Description of the task »
Below are the records. List every line holding the word "ylabel".

— BEGIN —

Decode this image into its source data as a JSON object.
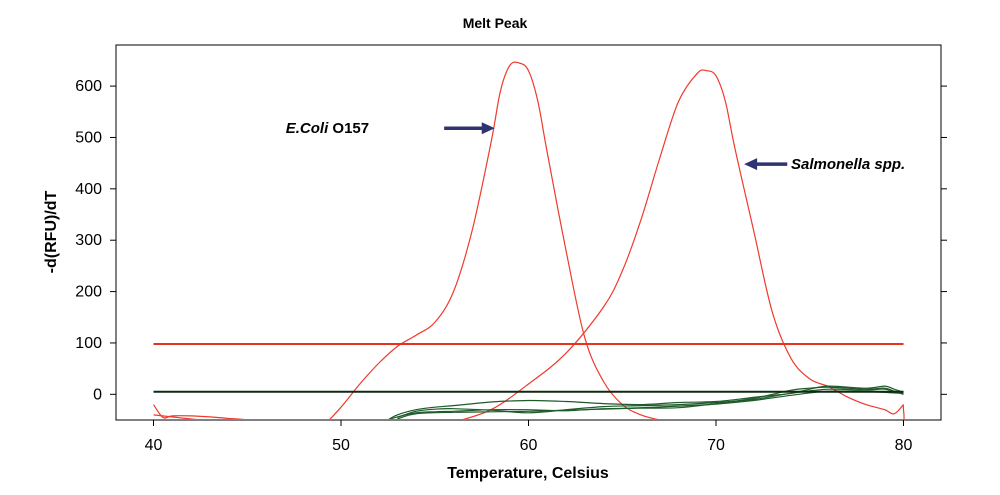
{
  "chart_data": {
    "type": "line",
    "title": "Melt Peak",
    "xlabel": "Temperature, Celsius",
    "ylabel": "-d(RFU)/dT",
    "xlim": [
      38,
      82
    ],
    "ylim": [
      -50,
      680
    ],
    "xticks": [
      "40",
      "50",
      "60",
      "70",
      "80"
    ],
    "yticks": [
      "0",
      "100",
      "200",
      "300",
      "400",
      "500",
      "600"
    ],
    "grid": false,
    "colors": {
      "peak": "#f03a2c",
      "threshold_red": "#e8321c",
      "threshold_dark": "#0e2a10",
      "green_traces": "#1e5a2a",
      "arrow": "#2f3370"
    },
    "thresholds": [
      {
        "y": 98,
        "color": "#e8321c"
      },
      {
        "y": 5,
        "color": "#0e2a10"
      }
    ],
    "series": [
      {
        "x": [
          40,
          40.5,
          41,
          42,
          43,
          44,
          45,
          46,
          48,
          49,
          50,
          51,
          52,
          53,
          54,
          55,
          56,
          57,
          58,
          58.5,
          59,
          59.5,
          60,
          60.5,
          61,
          62,
          63,
          64,
          65,
          66,
          67,
          68,
          70,
          75,
          79.5,
          80
        ],
        "y": [
          -20,
          -45,
          -42,
          -42,
          -44,
          -47,
          -50,
          -60,
          -80,
          -62,
          -25,
          20,
          60,
          93,
          115,
          140,
          200,
          320,
          490,
          590,
          640,
          645,
          630,
          570,
          470,
          280,
          110,
          25,
          -20,
          -40,
          -50,
          -58,
          -70,
          -80,
          -75,
          -20
        ],
        "color": "#f03a2c"
      },
      {
        "x": [
          40,
          45,
          50,
          52,
          54,
          55,
          56,
          58,
          60,
          62,
          64,
          65,
          66,
          67,
          68,
          69,
          69.5,
          70,
          70.5,
          71,
          72,
          73,
          74,
          75,
          76,
          77,
          78,
          79,
          79.5,
          80
        ],
        "y": [
          -40,
          -60,
          -80,
          -110,
          -90,
          -70,
          -55,
          -30,
          20,
          80,
          170,
          240,
          340,
          460,
          570,
          625,
          630,
          620,
          570,
          480,
          320,
          160,
          70,
          30,
          15,
          -5,
          -20,
          -30,
          -38,
          -20
        ],
        "color": "#f03a2c"
      },
      {
        "x": [
          52.5,
          53,
          54,
          55,
          56,
          58,
          60,
          62,
          64,
          66,
          68,
          70,
          72,
          74,
          75,
          76,
          78,
          79,
          79.5,
          80
        ],
        "y": [
          -50,
          -44,
          -36,
          -34,
          -33,
          -30,
          -30,
          -32,
          -28,
          -27,
          -26,
          -18,
          -8,
          8,
          12,
          14,
          10,
          12,
          6,
          3
        ],
        "color": "#1e5a2a"
      },
      {
        "x": [
          52.5,
          53,
          54,
          55,
          56,
          58,
          60,
          62,
          64,
          66,
          68,
          70,
          72,
          74,
          75,
          76,
          78,
          79,
          79.5,
          80
        ],
        "y": [
          -50,
          -40,
          -30,
          -25,
          -22,
          -15,
          -12,
          -14,
          -18,
          -20,
          -16,
          -14,
          -6,
          2,
          10,
          16,
          12,
          16,
          10,
          4
        ],
        "color": "#1e5a2a"
      },
      {
        "x": [
          53,
          54,
          55,
          56,
          58,
          60,
          62,
          64,
          66,
          68,
          70,
          72,
          74,
          76,
          78,
          79,
          80
        ],
        "y": [
          -45,
          -33,
          -29,
          -28,
          -31,
          -36,
          -30,
          -24,
          -22,
          -20,
          -16,
          -10,
          2,
          10,
          8,
          10,
          0
        ],
        "color": "#1e5a2a"
      },
      {
        "x": [
          53,
          54,
          56,
          58,
          60,
          62,
          64,
          66,
          68,
          70,
          72,
          74,
          76,
          78,
          80
        ],
        "y": [
          -48,
          -38,
          -35,
          -34,
          -33,
          -31,
          -29,
          -26,
          -23,
          -19,
          -12,
          -2,
          6,
          5,
          2
        ],
        "color": "#1e5a2a"
      }
    ],
    "annotations": [
      {
        "italic": "E.Coli",
        "rest": " O157",
        "arrow_from": [
          55.5,
          518
        ],
        "arrow_to": [
          58.2,
          518
        ],
        "text_at": [
          51.5,
          518
        ],
        "anchor": "end"
      },
      {
        "italic": "Salmonella spp.",
        "rest": "",
        "arrow_from": [
          73.8,
          448
        ],
        "arrow_to": [
          71.5,
          448
        ],
        "text_at": [
          74.0,
          448
        ],
        "anchor": "start"
      }
    ]
  }
}
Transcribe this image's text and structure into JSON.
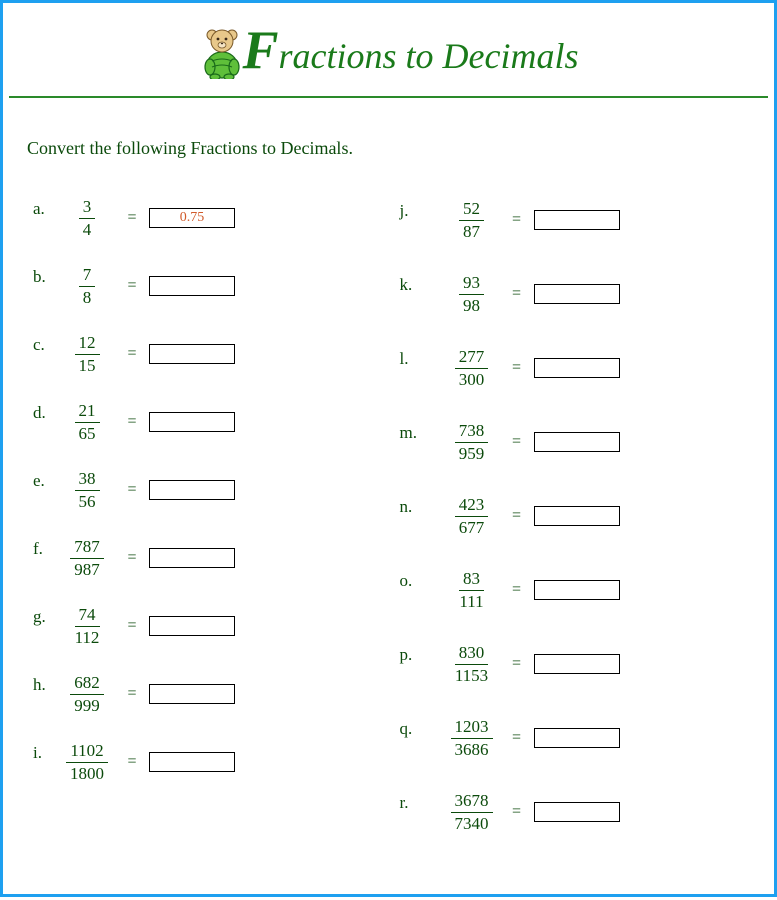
{
  "title": {
    "first_letter": "F",
    "rest": "ractions to Decimals",
    "color": "#1a7a1a"
  },
  "instructions": "Convert the following Fractions to Decimals.",
  "equals_symbol": "=",
  "colors": {
    "border": "#1ea0f0",
    "header_rule": "#2a8a2a",
    "text": "#0b4a0b",
    "answer_text": "#d05a2a",
    "background": "#ffffff"
  },
  "bear": {
    "body_fill": "#5fbf3a",
    "body_stroke": "#1a6a1a",
    "head_fill": "#e8c88a",
    "head_stroke": "#7a5a2a"
  },
  "left_column": [
    {
      "label": "a.",
      "numerator": "3",
      "denominator": "4",
      "answer": "0.75"
    },
    {
      "label": "b.",
      "numerator": "7",
      "denominator": "8",
      "answer": ""
    },
    {
      "label": "c.",
      "numerator": "12",
      "denominator": "15",
      "answer": ""
    },
    {
      "label": "d.",
      "numerator": "21",
      "denominator": "65",
      "answer": ""
    },
    {
      "label": "e.",
      "numerator": "38",
      "denominator": "56",
      "answer": ""
    },
    {
      "label": "f.",
      "numerator": "787",
      "denominator": "987",
      "answer": ""
    },
    {
      "label": "g.",
      "numerator": "74",
      "denominator": "112",
      "answer": ""
    },
    {
      "label": "h.",
      "numerator": "682",
      "denominator": "999",
      "answer": ""
    },
    {
      "label": "i.",
      "numerator": "1102",
      "denominator": "1800",
      "answer": ""
    }
  ],
  "right_column": [
    {
      "label": "j.",
      "numerator": "52",
      "denominator": "87",
      "answer": ""
    },
    {
      "label": "k.",
      "numerator": "93",
      "denominator": "98",
      "answer": ""
    },
    {
      "label": "l.",
      "numerator": "277",
      "denominator": "300",
      "answer": ""
    },
    {
      "label": "m.",
      "numerator": "738",
      "denominator": "959",
      "answer": ""
    },
    {
      "label": "n.",
      "numerator": "423",
      "denominator": "677",
      "answer": ""
    },
    {
      "label": "o.",
      "numerator": "83",
      "denominator": "111",
      "answer": ""
    },
    {
      "label": "p.",
      "numerator": "830",
      "denominator": "1153",
      "answer": ""
    },
    {
      "label": "q.",
      "numerator": "1203",
      "denominator": "3686",
      "answer": ""
    },
    {
      "label": "r.",
      "numerator": "3678",
      "denominator": "7340",
      "answer": ""
    }
  ]
}
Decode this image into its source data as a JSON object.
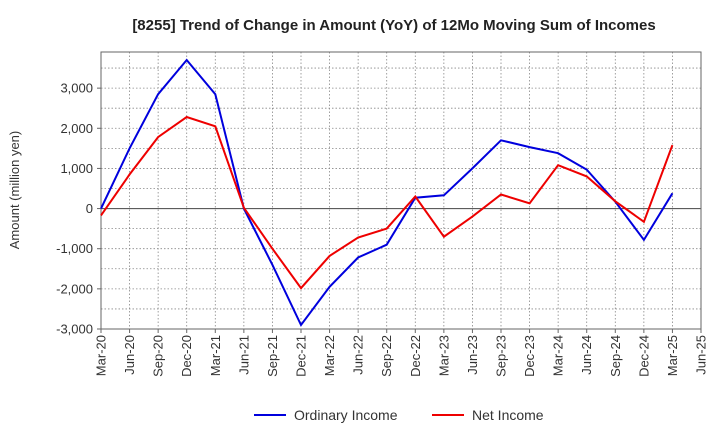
{
  "chart_data": {
    "type": "line",
    "title": "[8255]  Trend of Change in Amount (YoY) of 12Mo Moving Sum of Incomes",
    "xlabel": "",
    "ylabel": "Amount (million yen)",
    "ylim": [
      -3000,
      3900
    ],
    "yticks": [
      3000,
      2000,
      1000,
      0,
      -1000,
      -2000,
      -3000
    ],
    "ytick_labels": [
      "3,000",
      "2,000",
      "1,000",
      "0",
      "-1,000",
      "-2,000",
      "-3,000"
    ],
    "categories": [
      "Mar-20",
      "Jun-20",
      "Sep-20",
      "Dec-20",
      "Mar-21",
      "Jun-21",
      "Sep-21",
      "Dec-21",
      "Mar-22",
      "Jun-22",
      "Sep-22",
      "Dec-22",
      "Mar-23",
      "Jun-23",
      "Sep-23",
      "Dec-23",
      "Mar-24",
      "Jun-24",
      "Sep-24",
      "Dec-24",
      "Mar-25",
      "Jun-25"
    ],
    "grid": true,
    "legend_position": "bottom",
    "series": [
      {
        "name": "Ordinary Income",
        "color": "#0000dd",
        "values": [
          0,
          1500,
          2850,
          3700,
          2850,
          0,
          -1400,
          -2900,
          -1950,
          -1220,
          -900,
          270,
          330,
          1000,
          1700,
          1530,
          1380,
          970,
          170,
          -780,
          380,
          null
        ]
      },
      {
        "name": "Net Income",
        "color": "#ee0000",
        "values": [
          -170,
          850,
          1780,
          2280,
          2050,
          20,
          -1000,
          -1980,
          -1180,
          -720,
          -500,
          300,
          -700,
          -200,
          350,
          130,
          1080,
          800,
          180,
          -330,
          1580,
          null
        ]
      }
    ]
  }
}
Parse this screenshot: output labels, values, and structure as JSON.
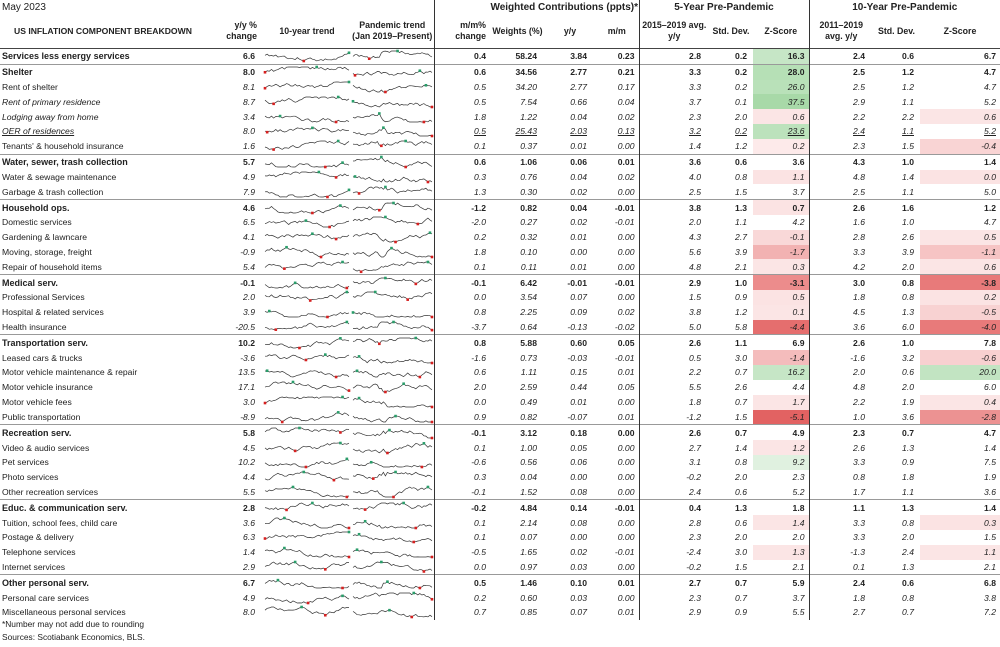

— END —

Output »
    "ylabel": "-d(RFU)/dT",
    "ylabel": "Amount (million yen)",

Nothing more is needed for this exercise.